**Requirements**
Starting from the line containing "Transcribe this image's", write out every remaining line exactly, the last one included.

**Records provided**
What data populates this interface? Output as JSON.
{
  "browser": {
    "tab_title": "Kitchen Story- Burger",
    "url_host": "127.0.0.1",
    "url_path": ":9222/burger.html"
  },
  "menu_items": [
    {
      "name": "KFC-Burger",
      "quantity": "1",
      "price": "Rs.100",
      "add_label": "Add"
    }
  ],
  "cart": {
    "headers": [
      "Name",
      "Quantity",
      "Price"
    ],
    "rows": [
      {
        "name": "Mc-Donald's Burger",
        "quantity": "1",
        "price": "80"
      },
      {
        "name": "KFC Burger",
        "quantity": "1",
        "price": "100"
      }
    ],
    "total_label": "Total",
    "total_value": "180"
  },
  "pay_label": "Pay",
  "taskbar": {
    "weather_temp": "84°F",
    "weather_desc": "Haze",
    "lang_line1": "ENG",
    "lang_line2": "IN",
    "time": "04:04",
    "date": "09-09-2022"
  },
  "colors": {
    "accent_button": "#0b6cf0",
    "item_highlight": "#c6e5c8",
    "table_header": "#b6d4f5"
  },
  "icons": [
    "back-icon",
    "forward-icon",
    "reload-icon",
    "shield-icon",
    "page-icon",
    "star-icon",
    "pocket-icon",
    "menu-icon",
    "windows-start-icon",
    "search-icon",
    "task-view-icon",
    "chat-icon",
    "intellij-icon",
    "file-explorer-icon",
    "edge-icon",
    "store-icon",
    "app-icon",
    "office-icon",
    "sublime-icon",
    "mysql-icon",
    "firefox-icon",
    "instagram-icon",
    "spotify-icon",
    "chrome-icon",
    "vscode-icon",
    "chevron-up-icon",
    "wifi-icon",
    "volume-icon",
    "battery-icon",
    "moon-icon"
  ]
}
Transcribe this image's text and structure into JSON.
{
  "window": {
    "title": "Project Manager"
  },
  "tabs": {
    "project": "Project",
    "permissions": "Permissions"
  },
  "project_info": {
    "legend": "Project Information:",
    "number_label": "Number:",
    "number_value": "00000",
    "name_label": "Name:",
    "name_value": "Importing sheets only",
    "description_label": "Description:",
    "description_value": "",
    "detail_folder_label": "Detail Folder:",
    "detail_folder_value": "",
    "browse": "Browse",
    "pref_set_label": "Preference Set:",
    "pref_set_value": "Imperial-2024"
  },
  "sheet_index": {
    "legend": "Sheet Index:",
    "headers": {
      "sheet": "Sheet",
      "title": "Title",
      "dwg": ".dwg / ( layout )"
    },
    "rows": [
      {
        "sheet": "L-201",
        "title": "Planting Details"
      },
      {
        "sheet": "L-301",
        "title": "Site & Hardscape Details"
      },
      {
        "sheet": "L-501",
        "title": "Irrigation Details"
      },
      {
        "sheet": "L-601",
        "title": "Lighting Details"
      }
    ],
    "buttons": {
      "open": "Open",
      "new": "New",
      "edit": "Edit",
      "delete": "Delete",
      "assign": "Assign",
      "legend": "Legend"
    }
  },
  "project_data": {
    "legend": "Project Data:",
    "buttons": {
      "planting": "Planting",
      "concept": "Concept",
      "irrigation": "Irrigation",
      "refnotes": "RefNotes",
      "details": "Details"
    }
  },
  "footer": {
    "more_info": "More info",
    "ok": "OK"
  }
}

**Solution**
Transcribe this image's text and structure into JSON.
{
  "window": {
    "title": "Project Manager"
  },
  "tabs": {
    "project": "Project",
    "permissions": "Permissions"
  },
  "project_info": {
    "legend": "Project Information:",
    "number_label": "Number:",
    "number_value": "00000",
    "name_label": "Name:",
    "name_value": "Importing sheets only",
    "description_label": "Description:",
    "description_value": "",
    "detail_folder_label": "Detail Folder:",
    "detail_folder_value": "",
    "browse": "Browse",
    "pref_set_label": "Preference Set:",
    "pref_set_value": "Imperial-2024"
  },
  "sheet_index": {
    "legend": "Sheet Index:",
    "headers": {
      "sheet": "Sheet",
      "title": "Title",
      "dwg": ".dwg / ( layout )"
    },
    "rows": [
      {
        "sheet": "L-201",
        "title": "Planting Details"
      },
      {
        "sheet": "L-301",
        "title": "Site & Hardscape Details"
      },
      {
        "sheet": "L-501",
        "title": "Irrigation Details"
      },
      {
        "sheet": "L-601",
        "title": "Lighting Details"
      }
    ],
    "buttons": {
      "open": "Open",
      "new": "New",
      "edit": "Edit",
      "delete": "Delete",
      "assign": "Assign",
      "legend": "Legend"
    }
  },
  "project_data": {
    "legend": "Project Data:",
    "buttons": {
      "planting": "Planting",
      "concept": "Concept",
      "irrigation": "Irrigation",
      "refnotes": "RefNotes",
      "details": "Details"
    }
  },
  "footer": {
    "more_info": "More info",
    "ok": "OK"
  }
}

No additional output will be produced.